Add IsNan and IsInf ops (#937)

* Add IsNan op

* Add IsInf op

* Remove leftover

* Line implementation

* Add polyfill w/ flexible bit masking

* More flexible wgsl

* Cleanup

* Fix u64

* Fix clippy

* Fix no-std targets w/o pointer-sized atomics

* Fix const sanitize

Author: laggui

Cargo.toml

@@ -89,6 +89,7 @@ tracel-xtask = { version = "=2.1.8" }
 portable-atomic = { version = "1.10", default-features = false, features = [
     "serde",
 ] }
+portable-atomic-util = { version = "0.2.4", features = ["alloc"] }
 pretty_assertions = "1.4"

━━━━━━

§ **The problem**: Continue the commit page on adding the IsNan and IsInf ops, starting after its last line shown in the Cargo.toml diff.

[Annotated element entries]
━━━━━━

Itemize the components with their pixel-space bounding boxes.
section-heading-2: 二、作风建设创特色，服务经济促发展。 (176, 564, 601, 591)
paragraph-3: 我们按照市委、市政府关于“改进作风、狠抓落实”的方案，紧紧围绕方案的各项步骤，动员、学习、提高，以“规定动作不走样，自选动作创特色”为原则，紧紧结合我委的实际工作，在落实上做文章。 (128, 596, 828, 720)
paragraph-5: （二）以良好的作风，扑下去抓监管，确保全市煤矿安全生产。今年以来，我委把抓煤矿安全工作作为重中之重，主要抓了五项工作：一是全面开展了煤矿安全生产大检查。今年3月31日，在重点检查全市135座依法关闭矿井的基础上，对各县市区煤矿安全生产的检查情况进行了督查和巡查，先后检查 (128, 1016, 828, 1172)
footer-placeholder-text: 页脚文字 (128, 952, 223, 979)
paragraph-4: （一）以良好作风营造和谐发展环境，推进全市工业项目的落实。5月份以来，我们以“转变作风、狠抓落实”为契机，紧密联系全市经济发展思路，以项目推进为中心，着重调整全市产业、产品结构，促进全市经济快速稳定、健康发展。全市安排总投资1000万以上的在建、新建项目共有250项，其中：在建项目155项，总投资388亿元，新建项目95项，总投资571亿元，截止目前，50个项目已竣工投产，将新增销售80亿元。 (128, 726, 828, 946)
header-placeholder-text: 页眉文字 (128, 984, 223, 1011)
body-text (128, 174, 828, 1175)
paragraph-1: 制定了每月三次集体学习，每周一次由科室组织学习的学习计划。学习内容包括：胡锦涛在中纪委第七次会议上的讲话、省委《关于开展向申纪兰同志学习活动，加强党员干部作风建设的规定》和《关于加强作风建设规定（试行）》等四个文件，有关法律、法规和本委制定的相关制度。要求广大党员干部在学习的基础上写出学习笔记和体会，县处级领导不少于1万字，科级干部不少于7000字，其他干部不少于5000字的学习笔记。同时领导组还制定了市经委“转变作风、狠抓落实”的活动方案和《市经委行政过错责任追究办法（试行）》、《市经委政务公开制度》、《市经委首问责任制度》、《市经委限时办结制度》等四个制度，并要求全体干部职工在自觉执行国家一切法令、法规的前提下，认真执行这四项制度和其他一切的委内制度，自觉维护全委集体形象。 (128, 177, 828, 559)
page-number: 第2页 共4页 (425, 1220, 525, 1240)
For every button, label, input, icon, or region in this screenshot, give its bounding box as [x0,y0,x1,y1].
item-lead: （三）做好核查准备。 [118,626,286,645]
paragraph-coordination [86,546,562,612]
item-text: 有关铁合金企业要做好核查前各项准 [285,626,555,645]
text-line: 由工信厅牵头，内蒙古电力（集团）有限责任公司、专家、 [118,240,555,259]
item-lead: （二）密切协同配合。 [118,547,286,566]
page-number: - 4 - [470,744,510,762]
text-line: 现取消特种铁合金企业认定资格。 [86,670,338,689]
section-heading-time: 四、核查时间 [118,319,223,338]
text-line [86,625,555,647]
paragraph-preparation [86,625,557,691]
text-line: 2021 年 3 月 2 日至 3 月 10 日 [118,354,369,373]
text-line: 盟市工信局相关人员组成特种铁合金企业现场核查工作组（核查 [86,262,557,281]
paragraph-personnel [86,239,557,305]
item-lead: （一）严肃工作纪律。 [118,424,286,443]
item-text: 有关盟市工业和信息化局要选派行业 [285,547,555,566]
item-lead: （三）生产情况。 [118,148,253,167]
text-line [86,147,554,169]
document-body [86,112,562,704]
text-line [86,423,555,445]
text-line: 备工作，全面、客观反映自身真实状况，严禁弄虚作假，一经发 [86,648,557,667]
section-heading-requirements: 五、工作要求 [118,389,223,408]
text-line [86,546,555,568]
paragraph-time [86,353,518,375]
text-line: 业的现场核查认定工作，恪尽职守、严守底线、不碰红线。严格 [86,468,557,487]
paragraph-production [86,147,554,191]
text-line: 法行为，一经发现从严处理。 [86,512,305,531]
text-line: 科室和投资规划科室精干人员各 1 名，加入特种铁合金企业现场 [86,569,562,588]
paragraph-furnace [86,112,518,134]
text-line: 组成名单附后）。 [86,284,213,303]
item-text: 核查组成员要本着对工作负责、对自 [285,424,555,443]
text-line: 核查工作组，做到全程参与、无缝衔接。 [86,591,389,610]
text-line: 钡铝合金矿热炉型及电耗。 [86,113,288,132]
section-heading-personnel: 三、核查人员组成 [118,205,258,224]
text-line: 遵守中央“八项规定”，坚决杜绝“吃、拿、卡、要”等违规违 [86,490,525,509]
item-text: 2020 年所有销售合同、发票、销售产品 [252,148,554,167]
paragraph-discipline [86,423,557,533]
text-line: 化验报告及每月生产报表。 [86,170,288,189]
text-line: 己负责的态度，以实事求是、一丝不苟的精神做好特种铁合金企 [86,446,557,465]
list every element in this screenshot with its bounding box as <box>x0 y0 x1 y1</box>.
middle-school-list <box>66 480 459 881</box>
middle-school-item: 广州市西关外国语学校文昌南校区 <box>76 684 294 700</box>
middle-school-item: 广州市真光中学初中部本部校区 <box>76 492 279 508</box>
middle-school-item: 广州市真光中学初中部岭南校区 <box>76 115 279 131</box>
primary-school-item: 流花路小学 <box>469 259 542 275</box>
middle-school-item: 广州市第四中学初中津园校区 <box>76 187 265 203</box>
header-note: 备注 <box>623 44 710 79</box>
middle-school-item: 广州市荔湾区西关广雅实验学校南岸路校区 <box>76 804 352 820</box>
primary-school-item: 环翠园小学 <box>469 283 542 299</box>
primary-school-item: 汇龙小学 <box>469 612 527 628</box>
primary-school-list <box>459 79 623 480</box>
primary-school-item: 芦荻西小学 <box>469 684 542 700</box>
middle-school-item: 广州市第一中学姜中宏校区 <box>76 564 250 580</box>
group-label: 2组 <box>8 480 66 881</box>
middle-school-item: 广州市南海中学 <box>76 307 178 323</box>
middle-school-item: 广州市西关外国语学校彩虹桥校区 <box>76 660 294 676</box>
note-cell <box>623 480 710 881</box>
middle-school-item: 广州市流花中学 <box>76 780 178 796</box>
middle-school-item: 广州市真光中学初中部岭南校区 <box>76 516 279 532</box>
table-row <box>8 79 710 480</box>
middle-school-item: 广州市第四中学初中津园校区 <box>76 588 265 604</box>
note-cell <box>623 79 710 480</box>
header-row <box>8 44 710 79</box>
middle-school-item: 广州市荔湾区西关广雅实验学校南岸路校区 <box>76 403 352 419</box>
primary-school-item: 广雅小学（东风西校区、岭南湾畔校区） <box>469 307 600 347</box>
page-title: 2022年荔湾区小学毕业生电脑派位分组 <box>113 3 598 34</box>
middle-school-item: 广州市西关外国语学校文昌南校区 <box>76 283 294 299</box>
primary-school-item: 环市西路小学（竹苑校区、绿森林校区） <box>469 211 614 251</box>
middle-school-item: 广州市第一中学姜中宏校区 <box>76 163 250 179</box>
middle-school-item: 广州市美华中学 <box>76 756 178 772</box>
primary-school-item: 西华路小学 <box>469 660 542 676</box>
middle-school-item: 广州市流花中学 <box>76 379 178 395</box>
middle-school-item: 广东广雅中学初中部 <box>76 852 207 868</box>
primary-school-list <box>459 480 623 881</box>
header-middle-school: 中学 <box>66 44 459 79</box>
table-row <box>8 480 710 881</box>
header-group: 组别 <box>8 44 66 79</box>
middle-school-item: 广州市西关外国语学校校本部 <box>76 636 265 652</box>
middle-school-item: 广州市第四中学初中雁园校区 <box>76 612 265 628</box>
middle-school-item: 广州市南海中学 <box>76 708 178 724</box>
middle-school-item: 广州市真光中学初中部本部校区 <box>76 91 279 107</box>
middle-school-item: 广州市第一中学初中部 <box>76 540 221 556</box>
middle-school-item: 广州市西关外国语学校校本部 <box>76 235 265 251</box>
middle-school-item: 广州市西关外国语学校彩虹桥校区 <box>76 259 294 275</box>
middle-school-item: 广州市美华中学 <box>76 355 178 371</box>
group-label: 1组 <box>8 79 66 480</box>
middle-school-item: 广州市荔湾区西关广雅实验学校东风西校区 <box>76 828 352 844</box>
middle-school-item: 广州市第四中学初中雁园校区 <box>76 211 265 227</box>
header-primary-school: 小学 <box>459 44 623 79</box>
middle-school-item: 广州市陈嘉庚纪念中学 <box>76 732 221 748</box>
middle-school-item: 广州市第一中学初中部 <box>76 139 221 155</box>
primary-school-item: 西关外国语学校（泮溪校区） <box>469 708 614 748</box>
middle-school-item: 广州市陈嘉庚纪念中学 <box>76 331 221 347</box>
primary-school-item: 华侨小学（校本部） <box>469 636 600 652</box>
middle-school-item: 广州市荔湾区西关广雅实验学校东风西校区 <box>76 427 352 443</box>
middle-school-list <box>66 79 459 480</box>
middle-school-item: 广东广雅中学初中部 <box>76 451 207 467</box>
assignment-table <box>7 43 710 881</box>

━━━━━━

§ **Response below**:
 # Async

crates/cubecl-common/Cargo.toml

@@ -62,6 +62,7 @@ spin = { workspace = true, features = ["mutex", "spin_mutex"] }
 
 [target.'cfg(not(target_has_atomic = "ptr"))'.dependencies]
 portable-atomic = { workspace = true }
+portable-atomic-util = { workspace = true }
 spin = { workspace = true, features = [
     "mutex",
     "spin_mutex",

crates/cubecl-common/src/map.rs

@@ -1,5 +1,11 @@
 use crate::stub::{Mutex, RwLock, RwLockReadGuard, RwLockWriteGuard};
+
+#[cfg(target_has_atomic = "ptr")]
 use alloc::sync::Arc;
+
+#[cfg(not(target_has_atomic = "ptr"))]
+use portable_atomic_util::Arc;
+
 use hashbrown::HashMap;
 
 /// A thread-safe map that allows concurrent access to values using read-write locks.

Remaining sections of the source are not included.